Note how many lines include the word "Harvard", and give that number by itself.

[DATA]
•••••

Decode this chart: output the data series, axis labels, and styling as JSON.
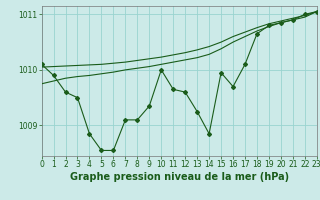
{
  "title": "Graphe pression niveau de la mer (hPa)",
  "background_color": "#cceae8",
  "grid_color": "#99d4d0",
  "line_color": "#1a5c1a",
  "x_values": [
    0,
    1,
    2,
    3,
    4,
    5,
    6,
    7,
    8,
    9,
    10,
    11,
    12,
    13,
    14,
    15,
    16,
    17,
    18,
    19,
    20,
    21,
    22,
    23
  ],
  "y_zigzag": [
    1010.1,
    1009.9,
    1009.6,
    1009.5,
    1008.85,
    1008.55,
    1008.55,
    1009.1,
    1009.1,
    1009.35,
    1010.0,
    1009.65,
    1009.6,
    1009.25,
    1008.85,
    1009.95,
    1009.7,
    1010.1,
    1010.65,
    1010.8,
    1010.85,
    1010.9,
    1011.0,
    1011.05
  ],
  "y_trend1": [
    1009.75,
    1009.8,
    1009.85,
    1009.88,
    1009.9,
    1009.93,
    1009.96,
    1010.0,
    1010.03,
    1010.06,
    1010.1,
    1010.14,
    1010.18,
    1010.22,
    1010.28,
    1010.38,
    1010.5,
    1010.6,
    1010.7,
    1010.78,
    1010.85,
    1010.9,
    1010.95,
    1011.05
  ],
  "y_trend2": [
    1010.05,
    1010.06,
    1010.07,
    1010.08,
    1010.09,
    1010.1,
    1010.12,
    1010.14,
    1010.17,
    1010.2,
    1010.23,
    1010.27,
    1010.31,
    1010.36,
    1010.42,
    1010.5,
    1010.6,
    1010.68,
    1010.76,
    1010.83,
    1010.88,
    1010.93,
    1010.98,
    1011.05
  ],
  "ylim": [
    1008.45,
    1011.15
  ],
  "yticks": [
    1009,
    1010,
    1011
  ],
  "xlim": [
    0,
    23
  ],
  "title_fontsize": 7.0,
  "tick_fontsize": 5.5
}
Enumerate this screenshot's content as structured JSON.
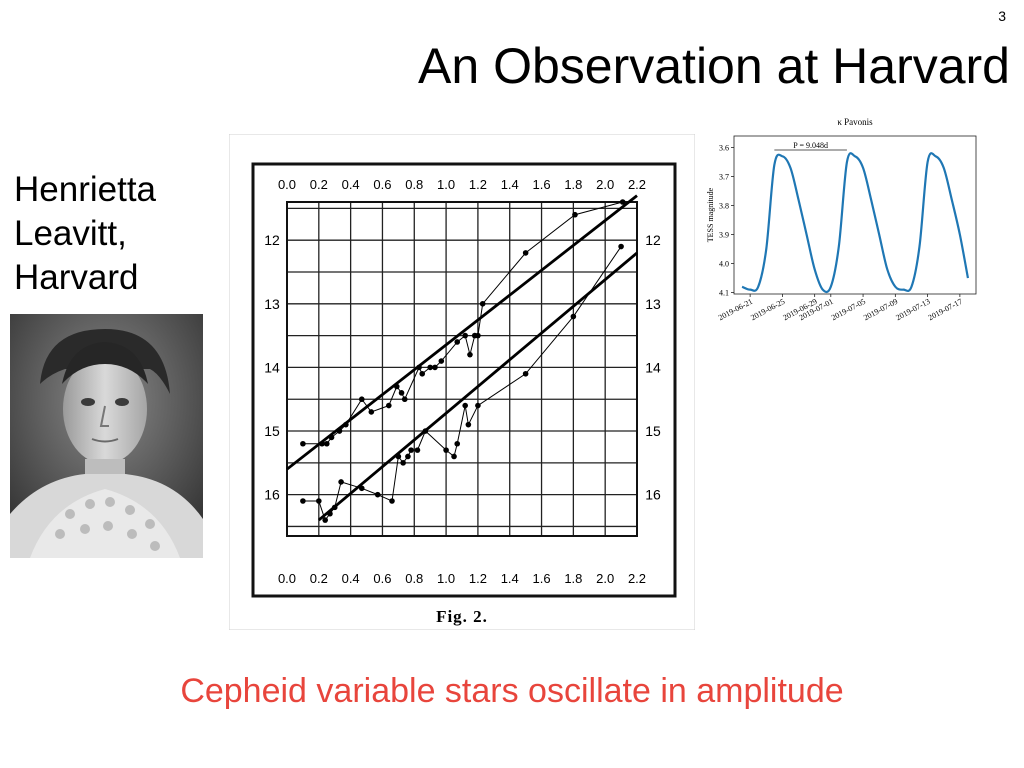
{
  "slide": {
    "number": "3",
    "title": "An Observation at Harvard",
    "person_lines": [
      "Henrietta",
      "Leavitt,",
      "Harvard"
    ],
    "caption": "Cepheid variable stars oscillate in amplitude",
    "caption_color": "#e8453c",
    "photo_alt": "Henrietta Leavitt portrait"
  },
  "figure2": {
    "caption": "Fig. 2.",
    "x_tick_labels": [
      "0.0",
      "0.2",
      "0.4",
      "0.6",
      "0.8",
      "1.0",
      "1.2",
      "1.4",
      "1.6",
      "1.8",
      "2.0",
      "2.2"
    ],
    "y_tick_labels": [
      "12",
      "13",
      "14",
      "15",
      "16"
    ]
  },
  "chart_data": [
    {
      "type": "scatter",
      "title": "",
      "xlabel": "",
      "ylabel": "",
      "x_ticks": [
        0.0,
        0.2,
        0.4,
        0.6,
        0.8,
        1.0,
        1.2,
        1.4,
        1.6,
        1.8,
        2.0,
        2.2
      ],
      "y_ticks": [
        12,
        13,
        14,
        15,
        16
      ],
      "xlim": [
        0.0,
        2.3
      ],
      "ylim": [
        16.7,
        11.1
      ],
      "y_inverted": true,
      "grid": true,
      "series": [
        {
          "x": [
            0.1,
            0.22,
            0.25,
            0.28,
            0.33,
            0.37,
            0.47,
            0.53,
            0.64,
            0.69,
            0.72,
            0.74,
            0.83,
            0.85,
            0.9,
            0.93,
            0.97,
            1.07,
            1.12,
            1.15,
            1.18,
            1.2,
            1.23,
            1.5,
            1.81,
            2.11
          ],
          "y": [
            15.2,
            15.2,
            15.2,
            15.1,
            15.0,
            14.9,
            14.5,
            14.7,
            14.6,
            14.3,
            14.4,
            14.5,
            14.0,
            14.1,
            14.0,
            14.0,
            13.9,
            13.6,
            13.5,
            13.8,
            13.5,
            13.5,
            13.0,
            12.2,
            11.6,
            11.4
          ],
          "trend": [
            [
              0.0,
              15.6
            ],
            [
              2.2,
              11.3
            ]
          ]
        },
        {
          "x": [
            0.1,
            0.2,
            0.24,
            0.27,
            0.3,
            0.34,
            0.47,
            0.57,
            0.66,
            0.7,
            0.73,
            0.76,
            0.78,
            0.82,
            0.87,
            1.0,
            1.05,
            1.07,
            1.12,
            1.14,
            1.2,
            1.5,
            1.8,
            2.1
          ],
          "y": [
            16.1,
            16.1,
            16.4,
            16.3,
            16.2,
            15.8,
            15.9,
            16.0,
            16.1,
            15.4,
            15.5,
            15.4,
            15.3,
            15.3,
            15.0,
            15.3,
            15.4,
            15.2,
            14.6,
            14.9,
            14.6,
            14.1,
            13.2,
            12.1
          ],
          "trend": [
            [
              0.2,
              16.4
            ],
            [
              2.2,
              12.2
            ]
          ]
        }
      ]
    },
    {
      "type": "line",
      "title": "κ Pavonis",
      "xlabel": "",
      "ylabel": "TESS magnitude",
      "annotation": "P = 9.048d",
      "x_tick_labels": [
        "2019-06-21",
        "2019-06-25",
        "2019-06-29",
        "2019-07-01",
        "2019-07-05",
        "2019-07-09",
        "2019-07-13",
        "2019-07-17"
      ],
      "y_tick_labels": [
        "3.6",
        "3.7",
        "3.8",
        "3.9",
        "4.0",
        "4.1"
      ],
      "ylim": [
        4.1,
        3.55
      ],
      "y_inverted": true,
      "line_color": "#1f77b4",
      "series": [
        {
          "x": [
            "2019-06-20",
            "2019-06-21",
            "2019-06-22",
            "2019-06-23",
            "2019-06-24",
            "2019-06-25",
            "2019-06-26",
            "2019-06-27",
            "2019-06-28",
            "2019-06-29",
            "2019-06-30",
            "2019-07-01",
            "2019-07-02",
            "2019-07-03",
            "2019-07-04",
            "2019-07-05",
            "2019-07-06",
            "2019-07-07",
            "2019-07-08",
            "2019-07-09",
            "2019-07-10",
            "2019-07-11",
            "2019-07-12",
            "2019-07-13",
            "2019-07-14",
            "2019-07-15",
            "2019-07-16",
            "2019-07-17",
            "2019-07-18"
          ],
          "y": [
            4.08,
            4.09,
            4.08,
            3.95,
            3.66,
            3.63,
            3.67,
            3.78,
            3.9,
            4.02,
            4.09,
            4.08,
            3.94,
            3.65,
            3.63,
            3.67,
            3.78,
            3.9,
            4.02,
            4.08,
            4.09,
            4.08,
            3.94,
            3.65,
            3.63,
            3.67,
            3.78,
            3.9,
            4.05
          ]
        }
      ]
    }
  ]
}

•••••

[RESULT FOR THIS EXERCISE] 2